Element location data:
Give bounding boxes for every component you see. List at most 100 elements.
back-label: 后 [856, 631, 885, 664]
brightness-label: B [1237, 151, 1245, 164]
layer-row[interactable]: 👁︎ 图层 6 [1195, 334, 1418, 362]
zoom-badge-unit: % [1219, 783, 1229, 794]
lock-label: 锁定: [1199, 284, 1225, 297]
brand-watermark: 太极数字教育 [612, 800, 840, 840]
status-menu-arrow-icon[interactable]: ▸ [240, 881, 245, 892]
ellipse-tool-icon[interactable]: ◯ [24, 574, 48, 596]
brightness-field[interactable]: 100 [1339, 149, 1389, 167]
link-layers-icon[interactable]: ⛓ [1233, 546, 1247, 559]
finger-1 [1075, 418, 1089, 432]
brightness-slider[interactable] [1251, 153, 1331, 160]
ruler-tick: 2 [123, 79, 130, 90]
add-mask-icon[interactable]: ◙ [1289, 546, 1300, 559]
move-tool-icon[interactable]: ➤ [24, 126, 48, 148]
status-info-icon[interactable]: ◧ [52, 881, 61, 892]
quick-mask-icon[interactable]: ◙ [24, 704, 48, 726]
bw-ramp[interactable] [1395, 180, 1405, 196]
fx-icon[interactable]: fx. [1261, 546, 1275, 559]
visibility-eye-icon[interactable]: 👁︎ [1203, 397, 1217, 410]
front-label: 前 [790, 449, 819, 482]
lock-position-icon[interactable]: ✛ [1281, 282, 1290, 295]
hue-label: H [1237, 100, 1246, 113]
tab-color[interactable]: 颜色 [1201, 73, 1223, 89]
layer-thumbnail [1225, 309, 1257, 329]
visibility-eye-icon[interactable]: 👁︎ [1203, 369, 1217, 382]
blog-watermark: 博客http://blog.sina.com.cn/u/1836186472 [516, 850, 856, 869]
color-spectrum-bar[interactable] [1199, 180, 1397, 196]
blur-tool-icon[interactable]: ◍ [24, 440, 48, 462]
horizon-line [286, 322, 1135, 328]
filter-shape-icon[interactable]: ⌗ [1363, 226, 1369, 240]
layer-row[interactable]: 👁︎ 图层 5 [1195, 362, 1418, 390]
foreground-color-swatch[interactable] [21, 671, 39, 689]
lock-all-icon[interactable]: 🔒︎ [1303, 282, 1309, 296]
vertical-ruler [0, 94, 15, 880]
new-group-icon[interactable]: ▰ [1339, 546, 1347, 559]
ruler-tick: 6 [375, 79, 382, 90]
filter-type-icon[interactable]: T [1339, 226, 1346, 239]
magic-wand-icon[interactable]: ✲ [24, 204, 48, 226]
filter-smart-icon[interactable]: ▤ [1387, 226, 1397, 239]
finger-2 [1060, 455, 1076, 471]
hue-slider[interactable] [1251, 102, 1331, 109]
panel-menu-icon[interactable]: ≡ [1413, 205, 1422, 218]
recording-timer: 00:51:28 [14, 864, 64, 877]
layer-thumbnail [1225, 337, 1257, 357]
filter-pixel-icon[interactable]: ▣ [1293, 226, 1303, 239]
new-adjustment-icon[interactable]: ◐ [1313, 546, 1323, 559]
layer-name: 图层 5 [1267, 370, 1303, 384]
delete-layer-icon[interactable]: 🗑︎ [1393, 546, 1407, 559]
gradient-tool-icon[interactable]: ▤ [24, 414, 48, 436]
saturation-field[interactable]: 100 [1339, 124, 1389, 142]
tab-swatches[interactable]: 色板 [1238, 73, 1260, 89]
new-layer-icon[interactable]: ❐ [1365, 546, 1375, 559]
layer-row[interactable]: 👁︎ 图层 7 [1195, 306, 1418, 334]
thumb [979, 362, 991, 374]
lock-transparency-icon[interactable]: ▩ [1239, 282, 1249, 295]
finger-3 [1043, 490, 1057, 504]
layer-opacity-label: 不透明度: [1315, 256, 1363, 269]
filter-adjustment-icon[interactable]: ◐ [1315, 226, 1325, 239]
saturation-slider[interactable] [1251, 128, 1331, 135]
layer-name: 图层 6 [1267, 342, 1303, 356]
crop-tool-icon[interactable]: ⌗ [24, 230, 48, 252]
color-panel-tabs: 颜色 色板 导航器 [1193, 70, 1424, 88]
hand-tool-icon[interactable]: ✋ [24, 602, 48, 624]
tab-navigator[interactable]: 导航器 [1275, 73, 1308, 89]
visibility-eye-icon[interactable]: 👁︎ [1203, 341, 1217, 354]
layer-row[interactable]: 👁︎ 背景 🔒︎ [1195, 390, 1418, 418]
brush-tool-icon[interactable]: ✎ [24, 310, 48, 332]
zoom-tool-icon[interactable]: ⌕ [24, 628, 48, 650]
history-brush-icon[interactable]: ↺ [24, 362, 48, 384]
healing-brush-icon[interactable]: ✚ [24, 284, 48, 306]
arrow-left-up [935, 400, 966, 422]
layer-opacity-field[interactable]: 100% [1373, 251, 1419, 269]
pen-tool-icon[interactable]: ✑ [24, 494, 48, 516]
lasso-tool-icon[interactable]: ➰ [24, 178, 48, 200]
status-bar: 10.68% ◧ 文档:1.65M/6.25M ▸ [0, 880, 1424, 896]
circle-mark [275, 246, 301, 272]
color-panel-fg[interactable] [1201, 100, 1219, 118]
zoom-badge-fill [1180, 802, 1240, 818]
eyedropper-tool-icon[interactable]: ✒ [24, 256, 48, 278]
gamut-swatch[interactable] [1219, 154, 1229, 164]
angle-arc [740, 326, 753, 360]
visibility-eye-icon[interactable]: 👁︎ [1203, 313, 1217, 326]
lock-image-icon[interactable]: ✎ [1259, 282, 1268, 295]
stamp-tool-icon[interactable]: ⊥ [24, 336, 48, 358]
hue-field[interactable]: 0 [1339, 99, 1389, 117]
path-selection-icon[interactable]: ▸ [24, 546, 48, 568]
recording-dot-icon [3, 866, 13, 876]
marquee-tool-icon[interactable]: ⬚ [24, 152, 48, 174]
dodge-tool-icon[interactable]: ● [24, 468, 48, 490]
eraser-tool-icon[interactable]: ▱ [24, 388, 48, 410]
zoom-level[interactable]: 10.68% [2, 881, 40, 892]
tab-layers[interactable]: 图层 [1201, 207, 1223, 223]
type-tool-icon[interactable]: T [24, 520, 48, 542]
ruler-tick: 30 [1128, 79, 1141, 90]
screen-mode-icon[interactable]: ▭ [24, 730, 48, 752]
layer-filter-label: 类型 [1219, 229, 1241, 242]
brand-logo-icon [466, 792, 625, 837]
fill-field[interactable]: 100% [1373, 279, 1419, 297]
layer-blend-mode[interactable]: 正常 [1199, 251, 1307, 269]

---

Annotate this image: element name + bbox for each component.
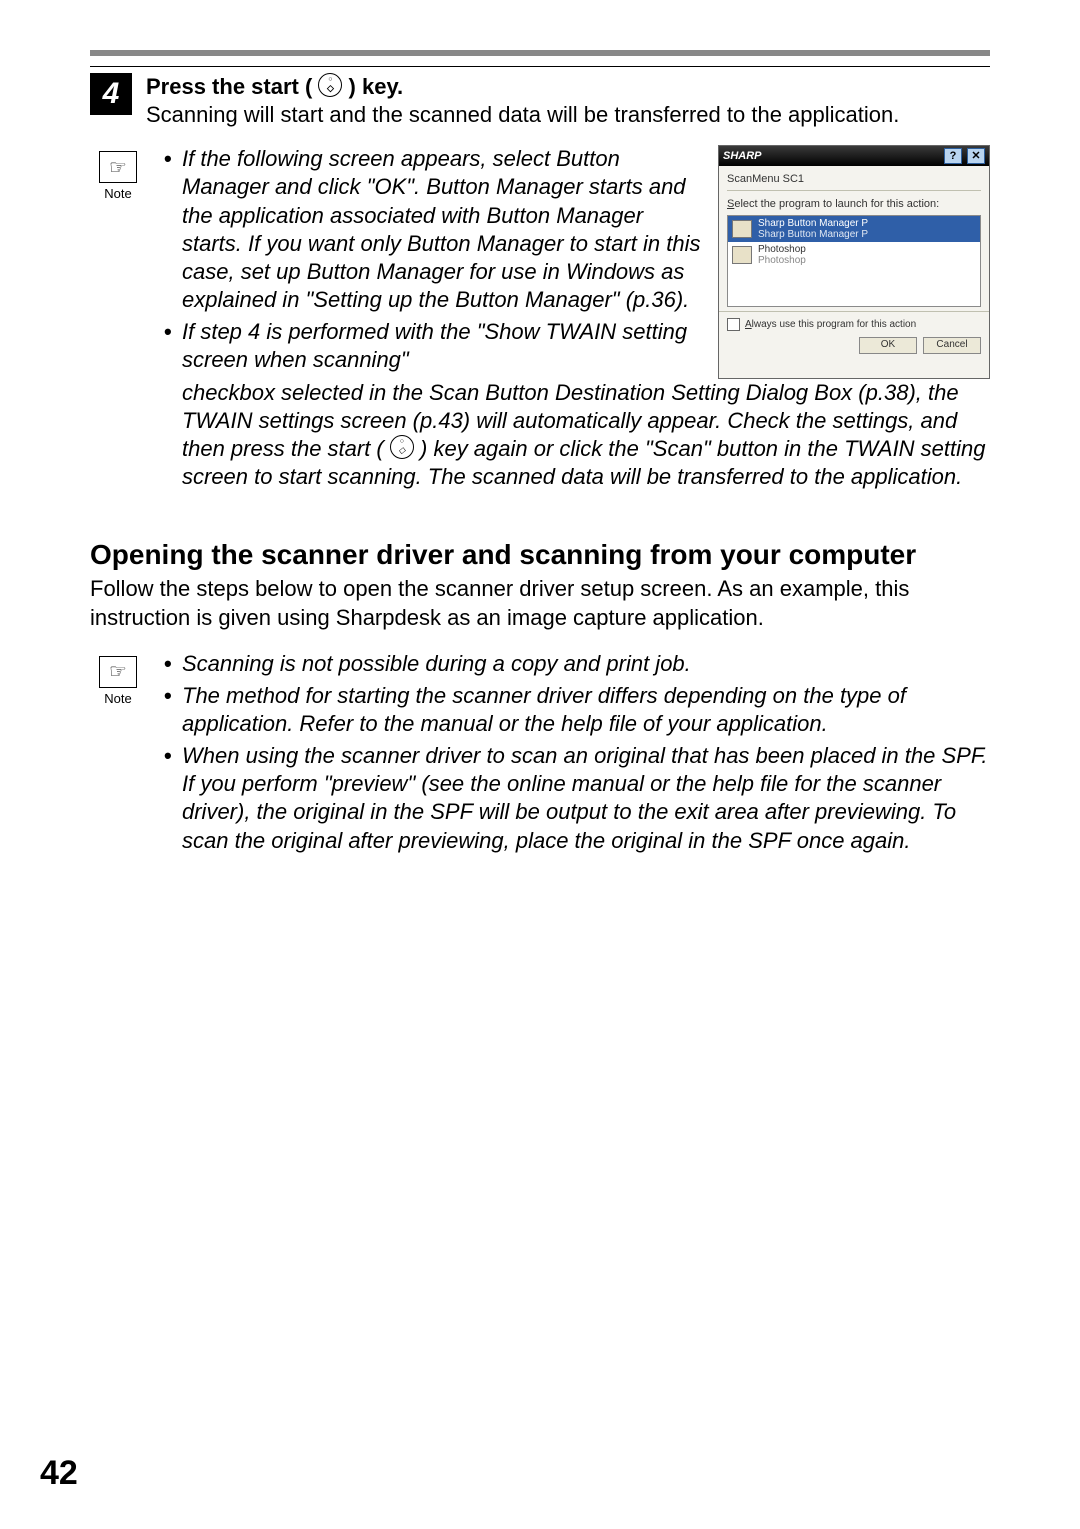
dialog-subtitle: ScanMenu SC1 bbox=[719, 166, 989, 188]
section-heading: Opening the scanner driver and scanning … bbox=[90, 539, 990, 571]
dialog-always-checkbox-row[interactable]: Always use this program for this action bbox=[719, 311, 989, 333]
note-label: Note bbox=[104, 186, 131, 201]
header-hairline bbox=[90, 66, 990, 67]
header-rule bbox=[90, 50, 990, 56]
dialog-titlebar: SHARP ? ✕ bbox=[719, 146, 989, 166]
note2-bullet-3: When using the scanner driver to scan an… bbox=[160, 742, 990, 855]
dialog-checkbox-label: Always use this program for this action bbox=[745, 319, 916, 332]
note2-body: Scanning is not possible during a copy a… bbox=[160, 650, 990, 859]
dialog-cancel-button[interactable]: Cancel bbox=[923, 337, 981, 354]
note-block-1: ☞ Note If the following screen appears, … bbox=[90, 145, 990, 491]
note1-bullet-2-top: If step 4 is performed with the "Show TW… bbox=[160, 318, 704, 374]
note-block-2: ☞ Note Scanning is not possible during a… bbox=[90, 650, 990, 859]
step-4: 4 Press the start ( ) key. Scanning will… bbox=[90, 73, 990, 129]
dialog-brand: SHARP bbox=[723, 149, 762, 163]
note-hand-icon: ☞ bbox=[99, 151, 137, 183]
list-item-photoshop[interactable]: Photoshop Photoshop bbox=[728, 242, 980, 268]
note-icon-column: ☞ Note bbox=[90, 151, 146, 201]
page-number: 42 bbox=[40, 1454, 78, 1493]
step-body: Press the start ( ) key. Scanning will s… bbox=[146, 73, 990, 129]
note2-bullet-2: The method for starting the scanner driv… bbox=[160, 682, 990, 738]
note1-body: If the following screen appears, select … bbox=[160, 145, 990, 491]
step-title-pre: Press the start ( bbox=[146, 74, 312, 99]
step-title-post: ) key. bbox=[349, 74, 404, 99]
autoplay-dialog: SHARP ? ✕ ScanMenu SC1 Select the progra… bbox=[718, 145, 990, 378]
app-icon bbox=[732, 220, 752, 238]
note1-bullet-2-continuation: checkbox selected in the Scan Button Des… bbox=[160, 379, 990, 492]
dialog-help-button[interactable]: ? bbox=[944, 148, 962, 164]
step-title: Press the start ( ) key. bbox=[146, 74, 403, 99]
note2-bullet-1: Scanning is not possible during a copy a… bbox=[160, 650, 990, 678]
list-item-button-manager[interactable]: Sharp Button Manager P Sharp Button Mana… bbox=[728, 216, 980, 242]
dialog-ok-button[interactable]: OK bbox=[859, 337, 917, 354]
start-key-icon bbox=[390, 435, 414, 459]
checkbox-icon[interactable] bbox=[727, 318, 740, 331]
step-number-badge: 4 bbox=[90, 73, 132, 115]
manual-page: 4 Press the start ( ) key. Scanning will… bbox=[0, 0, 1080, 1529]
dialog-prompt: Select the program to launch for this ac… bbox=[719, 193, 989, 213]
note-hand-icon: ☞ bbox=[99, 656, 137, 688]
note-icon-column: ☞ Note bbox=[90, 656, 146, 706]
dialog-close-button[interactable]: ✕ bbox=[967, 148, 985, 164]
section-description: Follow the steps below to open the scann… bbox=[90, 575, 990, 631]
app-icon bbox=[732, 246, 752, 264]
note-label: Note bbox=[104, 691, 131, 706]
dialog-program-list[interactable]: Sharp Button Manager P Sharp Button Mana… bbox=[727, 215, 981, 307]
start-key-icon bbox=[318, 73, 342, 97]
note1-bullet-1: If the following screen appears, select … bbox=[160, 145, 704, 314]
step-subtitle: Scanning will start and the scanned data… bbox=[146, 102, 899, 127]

SHORT PROBLEM
Reproduce the lines between the one holding "Give bounding boxes" and the one holding "visibility-eye-icon[interactable]: 👁︎ [1203, 369, 1217, 382]", inclusive, with no changes.

WRITTEN ANSWER
Give bounding boxes for every component you see. List at most 100 elements.
back-label: 后 [856, 631, 885, 664]
brightness-label: B [1237, 151, 1245, 164]
layer-row[interactable]: 👁︎ 图层 6 [1195, 334, 1418, 362]
zoom-badge-unit: % [1219, 783, 1229, 794]
lock-label: 锁定: [1199, 284, 1225, 297]
brand-watermark: 太极数字教育 [612, 800, 840, 840]
status-menu-arrow-icon[interactable]: ▸ [240, 881, 245, 892]
ellipse-tool-icon[interactable]: ◯ [24, 574, 48, 596]
brightness-field[interactable]: 100 [1339, 149, 1389, 167]
link-layers-icon[interactable]: ⛓ [1233, 546, 1247, 559]
finger-1 [1075, 418, 1089, 432]
brightness-slider[interactable] [1251, 153, 1331, 160]
ruler-tick: 2 [123, 79, 130, 90]
add-mask-icon[interactable]: ◙ [1289, 546, 1300, 559]
move-tool-icon[interactable]: ➤ [24, 126, 48, 148]
status-info-icon[interactable]: ◧ [52, 881, 61, 892]
quick-mask-icon[interactable]: ◙ [24, 704, 48, 726]
bw-ramp[interactable] [1395, 180, 1405, 196]
fx-icon[interactable]: fx. [1261, 546, 1275, 559]
visibility-eye-icon[interactable]: 👁︎ [1203, 397, 1217, 410]
front-label: 前 [790, 449, 819, 482]
lock-position-icon[interactable]: ✛ [1281, 282, 1290, 295]
hue-label: H [1237, 100, 1246, 113]
tab-color[interactable]: 颜色 [1201, 73, 1223, 89]
layer-thumbnail [1225, 309, 1257, 329]
visibility-eye-icon[interactable]: 👁︎ [1203, 369, 1217, 382]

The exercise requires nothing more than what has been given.